Instructions to follow — State how many lines hold the string "Symbol". Give the number and nothing else.

(Data items)

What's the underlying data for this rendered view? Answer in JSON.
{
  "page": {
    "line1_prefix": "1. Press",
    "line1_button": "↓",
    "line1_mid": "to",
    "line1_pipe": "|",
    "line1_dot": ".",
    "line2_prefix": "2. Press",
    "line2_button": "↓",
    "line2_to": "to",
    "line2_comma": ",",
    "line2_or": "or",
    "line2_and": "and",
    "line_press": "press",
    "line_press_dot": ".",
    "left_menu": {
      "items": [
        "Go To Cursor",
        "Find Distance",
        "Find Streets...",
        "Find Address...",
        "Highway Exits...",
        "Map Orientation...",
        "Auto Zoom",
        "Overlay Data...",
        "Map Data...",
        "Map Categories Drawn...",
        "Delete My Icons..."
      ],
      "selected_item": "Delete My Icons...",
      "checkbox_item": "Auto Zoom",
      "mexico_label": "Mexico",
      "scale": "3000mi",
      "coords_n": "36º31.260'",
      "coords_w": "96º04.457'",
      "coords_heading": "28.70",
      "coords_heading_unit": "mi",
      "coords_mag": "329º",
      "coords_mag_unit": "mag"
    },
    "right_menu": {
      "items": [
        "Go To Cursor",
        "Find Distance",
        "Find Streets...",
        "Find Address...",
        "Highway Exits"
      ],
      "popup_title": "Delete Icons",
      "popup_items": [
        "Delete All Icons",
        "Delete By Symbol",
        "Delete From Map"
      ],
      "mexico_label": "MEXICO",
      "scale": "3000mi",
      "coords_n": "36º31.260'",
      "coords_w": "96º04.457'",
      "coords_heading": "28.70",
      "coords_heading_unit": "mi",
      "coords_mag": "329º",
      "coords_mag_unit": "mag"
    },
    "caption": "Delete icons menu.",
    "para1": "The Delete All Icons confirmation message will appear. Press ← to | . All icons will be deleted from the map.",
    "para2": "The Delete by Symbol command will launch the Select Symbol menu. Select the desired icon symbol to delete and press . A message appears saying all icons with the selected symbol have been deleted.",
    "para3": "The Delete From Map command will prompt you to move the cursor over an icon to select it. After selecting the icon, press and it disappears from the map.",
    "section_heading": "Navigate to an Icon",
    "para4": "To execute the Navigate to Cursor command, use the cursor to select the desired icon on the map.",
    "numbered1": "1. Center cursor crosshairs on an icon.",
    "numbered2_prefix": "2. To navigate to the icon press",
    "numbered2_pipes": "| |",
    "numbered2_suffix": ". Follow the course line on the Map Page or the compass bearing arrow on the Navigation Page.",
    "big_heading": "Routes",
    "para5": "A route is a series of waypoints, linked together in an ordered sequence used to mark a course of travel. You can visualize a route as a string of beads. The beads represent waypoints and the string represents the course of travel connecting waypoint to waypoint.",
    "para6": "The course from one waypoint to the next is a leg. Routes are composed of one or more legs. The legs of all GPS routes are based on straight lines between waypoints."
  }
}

Response to the exercise — 2